▸ **Task statement**
Write out every line of the records below word for word, leaving out the pictures.

▸ **Saved records**
····················
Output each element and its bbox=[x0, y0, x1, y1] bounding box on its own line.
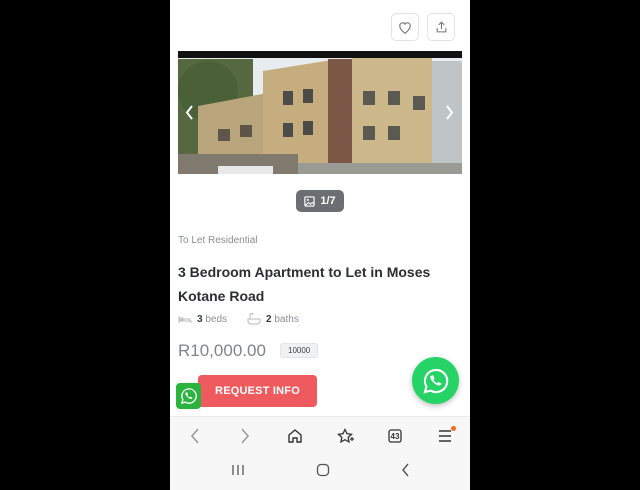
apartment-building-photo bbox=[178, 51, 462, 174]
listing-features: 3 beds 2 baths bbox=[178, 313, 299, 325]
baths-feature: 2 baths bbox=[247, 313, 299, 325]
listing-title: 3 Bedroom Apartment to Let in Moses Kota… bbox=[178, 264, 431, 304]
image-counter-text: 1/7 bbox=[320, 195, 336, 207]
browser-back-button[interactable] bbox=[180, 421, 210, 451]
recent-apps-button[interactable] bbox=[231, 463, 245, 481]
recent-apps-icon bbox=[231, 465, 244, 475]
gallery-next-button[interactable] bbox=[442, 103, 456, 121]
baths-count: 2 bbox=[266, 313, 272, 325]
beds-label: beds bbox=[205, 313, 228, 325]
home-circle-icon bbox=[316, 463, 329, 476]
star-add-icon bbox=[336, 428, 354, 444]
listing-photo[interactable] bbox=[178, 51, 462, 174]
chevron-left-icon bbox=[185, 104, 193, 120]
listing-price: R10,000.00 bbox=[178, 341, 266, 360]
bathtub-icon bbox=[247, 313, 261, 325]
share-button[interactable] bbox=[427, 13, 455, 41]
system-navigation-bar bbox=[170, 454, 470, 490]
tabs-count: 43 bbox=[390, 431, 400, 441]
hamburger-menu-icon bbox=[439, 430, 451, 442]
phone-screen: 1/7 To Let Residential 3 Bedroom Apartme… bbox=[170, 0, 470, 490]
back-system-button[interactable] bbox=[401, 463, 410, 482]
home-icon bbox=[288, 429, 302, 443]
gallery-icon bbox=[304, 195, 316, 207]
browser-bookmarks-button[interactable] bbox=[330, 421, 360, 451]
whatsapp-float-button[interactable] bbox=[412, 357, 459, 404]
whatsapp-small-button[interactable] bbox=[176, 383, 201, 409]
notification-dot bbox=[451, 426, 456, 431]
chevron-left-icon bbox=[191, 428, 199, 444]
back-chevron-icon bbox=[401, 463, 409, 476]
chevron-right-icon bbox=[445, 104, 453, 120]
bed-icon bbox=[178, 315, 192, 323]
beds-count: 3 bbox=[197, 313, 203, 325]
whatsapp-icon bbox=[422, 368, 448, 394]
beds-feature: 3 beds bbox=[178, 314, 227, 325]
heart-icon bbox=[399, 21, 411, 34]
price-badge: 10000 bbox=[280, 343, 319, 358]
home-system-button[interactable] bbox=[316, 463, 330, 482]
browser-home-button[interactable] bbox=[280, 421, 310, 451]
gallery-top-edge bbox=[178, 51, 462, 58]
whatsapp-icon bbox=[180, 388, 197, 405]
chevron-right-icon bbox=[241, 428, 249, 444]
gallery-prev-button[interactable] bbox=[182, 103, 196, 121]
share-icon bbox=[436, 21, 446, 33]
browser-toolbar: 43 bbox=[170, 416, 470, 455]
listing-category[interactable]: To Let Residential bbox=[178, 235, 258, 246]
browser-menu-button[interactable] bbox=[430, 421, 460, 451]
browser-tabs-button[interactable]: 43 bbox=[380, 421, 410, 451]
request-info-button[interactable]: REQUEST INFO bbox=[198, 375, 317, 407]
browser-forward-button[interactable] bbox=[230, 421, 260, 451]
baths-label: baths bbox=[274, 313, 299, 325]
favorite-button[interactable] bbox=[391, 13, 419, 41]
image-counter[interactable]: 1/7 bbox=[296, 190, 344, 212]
····················
▸ **Task output**
Output each element and its bbox=[x0, y0, x1, y1] bounding box on its own line.
apartment-building-photo bbox=[178, 51, 462, 174]
listing-features: 3 beds 2 baths bbox=[178, 313, 299, 325]
baths-feature: 2 baths bbox=[247, 313, 299, 325]
listing-title: 3 Bedroom Apartment to Let in Moses Kota… bbox=[178, 264, 431, 304]
image-counter-text: 1/7 bbox=[320, 195, 336, 207]
browser-back-button[interactable] bbox=[180, 421, 210, 451]
recent-apps-button[interactable] bbox=[231, 463, 245, 481]
recent-apps-icon bbox=[231, 465, 244, 475]
gallery-next-button[interactable] bbox=[442, 103, 456, 121]
baths-count: 2 bbox=[266, 313, 272, 325]
beds-label: beds bbox=[205, 313, 228, 325]
home-circle-icon bbox=[316, 463, 329, 476]
star-add-icon bbox=[336, 428, 354, 444]
listing-photo[interactable] bbox=[178, 51, 462, 174]
chevron-left-icon bbox=[185, 104, 193, 120]
listing-price: R10,000.00 bbox=[178, 341, 266, 360]
bathtub-icon bbox=[247, 313, 261, 325]
share-button[interactable] bbox=[427, 13, 455, 41]
system-navigation-bar bbox=[170, 454, 470, 490]
tabs-count: 43 bbox=[390, 431, 400, 441]
hamburger-menu-icon bbox=[439, 430, 451, 442]
phone-screen: 1/7 To Let Residential 3 Bedroom Apartme… bbox=[170, 0, 470, 490]
back-system-button[interactable] bbox=[401, 463, 410, 482]
home-icon bbox=[288, 429, 302, 443]
gallery-icon bbox=[304, 195, 316, 207]
browser-bookmarks-button[interactable] bbox=[330, 421, 360, 451]
whatsapp-float-button[interactable] bbox=[412, 357, 459, 404]
whatsapp-small-button[interactable] bbox=[176, 383, 201, 409]
notification-dot bbox=[451, 426, 456, 431]
chevron-left-icon bbox=[191, 428, 199, 444]
back-chevron-icon bbox=[401, 463, 409, 476]
chevron-right-icon bbox=[445, 104, 453, 120]
bed-icon bbox=[178, 315, 192, 323]
beds-count: 3 bbox=[197, 313, 203, 325]
whatsapp-icon bbox=[422, 368, 448, 394]
beds-feature: 3 beds bbox=[178, 314, 227, 325]
heart-icon bbox=[399, 21, 411, 34]
price-badge: 10000 bbox=[280, 343, 319, 358]
home-system-button[interactable] bbox=[316, 463, 330, 482]
browser-home-button[interactable] bbox=[280, 421, 310, 451]
gallery-top-edge bbox=[178, 51, 462, 58]
whatsapp-icon bbox=[180, 388, 197, 405]
chevron-right-icon bbox=[241, 428, 249, 444]
gallery-prev-button[interactable] bbox=[182, 103, 196, 121]
share-icon bbox=[436, 21, 446, 33]
browser-toolbar: 43 bbox=[170, 416, 470, 455]
listing-category[interactable]: To Let Residential bbox=[178, 235, 258, 246]
browser-menu-button[interactable] bbox=[430, 421, 460, 451]
browser-tabs-button[interactable]: 43 bbox=[380, 421, 410, 451]
request-info-button[interactable]: REQUEST INFO bbox=[198, 375, 317, 407]
browser-forward-button[interactable] bbox=[230, 421, 260, 451]
baths-label: baths bbox=[274, 313, 299, 325]
favorite-button[interactable] bbox=[391, 13, 419, 41]
image-counter[interactable]: 1/7 bbox=[296, 190, 344, 212]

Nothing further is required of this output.